:: PROBLEM DESCRIPTION ::
Locate all lines in the data below that hold "this" and show them.

(Dataset listings of figures)
===============
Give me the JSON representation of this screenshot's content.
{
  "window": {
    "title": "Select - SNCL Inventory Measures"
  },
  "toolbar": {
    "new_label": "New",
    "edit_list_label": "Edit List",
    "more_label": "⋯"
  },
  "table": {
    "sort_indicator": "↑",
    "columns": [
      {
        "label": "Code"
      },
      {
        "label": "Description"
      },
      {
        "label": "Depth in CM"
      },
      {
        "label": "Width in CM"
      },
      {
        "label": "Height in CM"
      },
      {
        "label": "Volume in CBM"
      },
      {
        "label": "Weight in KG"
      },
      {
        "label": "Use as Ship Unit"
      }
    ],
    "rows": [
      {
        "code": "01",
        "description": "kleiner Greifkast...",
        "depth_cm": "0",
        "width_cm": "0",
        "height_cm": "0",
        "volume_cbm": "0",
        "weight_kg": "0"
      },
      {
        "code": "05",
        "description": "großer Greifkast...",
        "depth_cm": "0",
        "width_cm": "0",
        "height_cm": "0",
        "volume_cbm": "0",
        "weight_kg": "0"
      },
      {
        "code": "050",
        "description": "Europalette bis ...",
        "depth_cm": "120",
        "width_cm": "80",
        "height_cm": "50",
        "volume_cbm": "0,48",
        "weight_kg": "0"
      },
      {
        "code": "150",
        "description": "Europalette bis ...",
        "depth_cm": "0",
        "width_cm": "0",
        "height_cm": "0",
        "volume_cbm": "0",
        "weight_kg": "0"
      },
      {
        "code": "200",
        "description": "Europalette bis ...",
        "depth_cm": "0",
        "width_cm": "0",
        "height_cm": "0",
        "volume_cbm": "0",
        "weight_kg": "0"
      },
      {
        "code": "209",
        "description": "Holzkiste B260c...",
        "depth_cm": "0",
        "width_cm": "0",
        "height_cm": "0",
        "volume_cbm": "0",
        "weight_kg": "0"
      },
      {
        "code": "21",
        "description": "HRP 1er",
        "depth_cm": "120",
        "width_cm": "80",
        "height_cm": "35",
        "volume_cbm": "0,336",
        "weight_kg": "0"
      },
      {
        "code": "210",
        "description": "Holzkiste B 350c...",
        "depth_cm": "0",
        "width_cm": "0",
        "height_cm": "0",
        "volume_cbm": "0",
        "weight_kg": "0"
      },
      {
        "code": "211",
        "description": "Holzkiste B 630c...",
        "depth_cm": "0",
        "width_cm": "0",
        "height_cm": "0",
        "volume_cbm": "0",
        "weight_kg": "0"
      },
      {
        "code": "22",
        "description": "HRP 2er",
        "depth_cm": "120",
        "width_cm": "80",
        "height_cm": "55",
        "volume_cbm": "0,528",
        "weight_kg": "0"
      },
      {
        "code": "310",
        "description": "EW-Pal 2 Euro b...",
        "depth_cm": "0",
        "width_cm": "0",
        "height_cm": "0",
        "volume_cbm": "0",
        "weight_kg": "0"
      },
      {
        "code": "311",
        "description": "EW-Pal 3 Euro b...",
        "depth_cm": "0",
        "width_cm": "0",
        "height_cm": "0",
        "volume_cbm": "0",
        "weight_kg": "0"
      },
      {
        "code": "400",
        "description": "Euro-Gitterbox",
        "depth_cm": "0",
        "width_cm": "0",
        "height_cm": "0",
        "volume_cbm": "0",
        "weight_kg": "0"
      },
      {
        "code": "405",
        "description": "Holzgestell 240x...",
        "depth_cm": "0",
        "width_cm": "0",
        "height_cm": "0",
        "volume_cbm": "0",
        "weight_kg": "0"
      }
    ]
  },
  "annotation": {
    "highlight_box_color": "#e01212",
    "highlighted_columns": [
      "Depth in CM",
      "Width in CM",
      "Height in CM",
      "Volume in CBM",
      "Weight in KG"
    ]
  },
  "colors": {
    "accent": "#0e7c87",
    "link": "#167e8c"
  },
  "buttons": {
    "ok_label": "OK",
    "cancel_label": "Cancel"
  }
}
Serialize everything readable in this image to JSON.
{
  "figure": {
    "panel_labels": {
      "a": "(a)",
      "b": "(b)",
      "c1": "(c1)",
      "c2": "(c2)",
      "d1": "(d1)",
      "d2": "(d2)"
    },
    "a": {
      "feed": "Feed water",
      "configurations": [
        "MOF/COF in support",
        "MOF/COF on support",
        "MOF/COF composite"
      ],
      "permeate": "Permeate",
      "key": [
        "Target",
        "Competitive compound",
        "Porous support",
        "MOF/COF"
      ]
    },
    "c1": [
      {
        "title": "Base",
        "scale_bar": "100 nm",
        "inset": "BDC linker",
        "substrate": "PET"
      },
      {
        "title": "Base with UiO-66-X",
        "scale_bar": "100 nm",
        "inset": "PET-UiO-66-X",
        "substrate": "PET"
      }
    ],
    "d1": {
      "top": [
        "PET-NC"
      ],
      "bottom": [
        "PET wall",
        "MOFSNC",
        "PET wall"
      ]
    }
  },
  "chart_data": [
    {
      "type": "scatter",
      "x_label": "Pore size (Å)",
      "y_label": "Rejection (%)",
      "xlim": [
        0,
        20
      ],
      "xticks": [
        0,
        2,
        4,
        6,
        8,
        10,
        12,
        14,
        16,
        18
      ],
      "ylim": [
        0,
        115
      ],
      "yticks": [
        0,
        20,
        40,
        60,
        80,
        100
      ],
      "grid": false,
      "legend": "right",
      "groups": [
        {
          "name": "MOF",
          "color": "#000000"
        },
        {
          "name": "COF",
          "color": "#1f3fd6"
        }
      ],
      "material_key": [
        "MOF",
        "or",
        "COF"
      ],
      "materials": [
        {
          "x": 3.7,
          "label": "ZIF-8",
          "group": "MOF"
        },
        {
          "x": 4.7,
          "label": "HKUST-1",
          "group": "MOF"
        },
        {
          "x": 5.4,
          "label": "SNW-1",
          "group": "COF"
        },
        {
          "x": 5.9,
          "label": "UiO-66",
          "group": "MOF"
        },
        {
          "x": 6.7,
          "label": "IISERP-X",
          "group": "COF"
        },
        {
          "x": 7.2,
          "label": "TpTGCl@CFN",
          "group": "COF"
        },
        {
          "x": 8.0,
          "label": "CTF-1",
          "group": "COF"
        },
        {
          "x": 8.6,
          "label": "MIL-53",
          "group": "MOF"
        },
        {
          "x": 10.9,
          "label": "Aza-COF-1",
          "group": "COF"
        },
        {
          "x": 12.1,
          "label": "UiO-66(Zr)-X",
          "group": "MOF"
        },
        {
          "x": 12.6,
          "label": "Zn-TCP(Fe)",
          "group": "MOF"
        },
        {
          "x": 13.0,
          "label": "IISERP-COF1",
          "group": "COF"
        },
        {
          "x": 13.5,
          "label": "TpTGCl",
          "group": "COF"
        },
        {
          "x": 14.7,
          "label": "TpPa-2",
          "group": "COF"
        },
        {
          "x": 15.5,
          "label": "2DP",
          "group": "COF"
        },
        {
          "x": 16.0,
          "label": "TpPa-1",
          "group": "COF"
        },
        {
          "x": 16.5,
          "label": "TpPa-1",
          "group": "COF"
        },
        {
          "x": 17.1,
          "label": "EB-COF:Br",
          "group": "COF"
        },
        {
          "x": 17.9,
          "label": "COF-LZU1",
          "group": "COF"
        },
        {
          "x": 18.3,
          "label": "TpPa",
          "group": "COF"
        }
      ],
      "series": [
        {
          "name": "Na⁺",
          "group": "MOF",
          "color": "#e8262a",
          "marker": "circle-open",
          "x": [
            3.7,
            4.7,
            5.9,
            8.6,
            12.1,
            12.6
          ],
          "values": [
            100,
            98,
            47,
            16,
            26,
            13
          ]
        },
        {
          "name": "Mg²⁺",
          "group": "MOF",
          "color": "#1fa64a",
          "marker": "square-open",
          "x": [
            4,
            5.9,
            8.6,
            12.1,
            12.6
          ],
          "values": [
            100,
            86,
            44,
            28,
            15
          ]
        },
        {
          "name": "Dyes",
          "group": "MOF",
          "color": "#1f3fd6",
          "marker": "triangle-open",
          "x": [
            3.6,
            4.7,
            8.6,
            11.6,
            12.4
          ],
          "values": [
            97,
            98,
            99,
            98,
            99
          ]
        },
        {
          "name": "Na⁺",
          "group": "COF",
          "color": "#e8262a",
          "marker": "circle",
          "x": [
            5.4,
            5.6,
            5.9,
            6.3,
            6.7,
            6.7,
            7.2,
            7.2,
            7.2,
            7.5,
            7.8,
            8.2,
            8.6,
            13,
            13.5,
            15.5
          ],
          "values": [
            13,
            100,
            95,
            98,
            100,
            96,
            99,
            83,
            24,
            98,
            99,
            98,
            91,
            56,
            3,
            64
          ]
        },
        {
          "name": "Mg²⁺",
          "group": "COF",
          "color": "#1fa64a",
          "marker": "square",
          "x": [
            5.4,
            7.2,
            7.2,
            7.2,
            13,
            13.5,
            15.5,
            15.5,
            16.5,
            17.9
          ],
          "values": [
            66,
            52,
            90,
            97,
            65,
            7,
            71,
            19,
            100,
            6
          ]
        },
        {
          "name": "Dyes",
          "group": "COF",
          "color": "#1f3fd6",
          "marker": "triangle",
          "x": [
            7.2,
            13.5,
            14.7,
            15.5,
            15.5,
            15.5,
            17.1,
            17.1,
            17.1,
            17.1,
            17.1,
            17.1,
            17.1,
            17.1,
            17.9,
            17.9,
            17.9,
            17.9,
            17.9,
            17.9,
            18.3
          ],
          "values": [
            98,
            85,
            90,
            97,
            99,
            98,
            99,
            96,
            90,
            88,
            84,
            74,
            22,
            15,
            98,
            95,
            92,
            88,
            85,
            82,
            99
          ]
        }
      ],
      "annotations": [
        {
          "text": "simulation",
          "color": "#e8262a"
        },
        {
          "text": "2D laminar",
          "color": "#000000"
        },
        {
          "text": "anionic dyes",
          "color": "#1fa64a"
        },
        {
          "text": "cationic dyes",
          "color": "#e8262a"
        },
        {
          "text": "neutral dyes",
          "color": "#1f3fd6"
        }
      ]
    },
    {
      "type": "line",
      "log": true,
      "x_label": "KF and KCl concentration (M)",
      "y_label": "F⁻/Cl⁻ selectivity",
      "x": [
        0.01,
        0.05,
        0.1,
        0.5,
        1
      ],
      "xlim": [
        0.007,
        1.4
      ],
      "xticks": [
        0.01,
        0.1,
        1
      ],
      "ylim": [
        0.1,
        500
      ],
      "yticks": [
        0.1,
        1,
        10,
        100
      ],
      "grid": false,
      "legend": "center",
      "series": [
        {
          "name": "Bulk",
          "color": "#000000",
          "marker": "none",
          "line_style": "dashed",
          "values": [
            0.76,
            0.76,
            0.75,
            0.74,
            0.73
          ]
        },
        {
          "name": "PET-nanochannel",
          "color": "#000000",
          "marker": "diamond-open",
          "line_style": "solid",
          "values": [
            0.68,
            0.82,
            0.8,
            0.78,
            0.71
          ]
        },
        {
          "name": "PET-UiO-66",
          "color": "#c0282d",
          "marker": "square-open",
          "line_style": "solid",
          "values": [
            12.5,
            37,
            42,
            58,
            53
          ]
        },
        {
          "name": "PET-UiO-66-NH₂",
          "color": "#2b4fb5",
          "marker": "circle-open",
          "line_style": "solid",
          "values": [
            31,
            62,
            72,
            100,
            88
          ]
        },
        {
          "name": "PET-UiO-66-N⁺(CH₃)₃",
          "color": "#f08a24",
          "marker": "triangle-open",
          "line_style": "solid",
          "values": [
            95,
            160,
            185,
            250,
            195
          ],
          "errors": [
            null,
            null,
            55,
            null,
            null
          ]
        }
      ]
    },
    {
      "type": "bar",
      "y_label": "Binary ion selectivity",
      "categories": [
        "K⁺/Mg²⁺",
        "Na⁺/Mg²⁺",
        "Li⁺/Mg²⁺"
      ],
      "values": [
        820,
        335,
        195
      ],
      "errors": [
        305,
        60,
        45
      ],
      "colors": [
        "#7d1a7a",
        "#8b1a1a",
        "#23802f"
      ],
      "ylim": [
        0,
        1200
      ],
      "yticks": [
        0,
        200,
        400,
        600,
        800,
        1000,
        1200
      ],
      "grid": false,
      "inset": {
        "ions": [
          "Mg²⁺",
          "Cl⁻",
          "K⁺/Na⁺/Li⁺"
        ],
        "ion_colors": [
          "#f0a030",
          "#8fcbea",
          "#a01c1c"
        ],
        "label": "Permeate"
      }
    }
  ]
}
===============
:: CORRECT OUTPUT ::
Give me the JSON representation of this screenshot's content.
Serialize everything readable in this image to JSON.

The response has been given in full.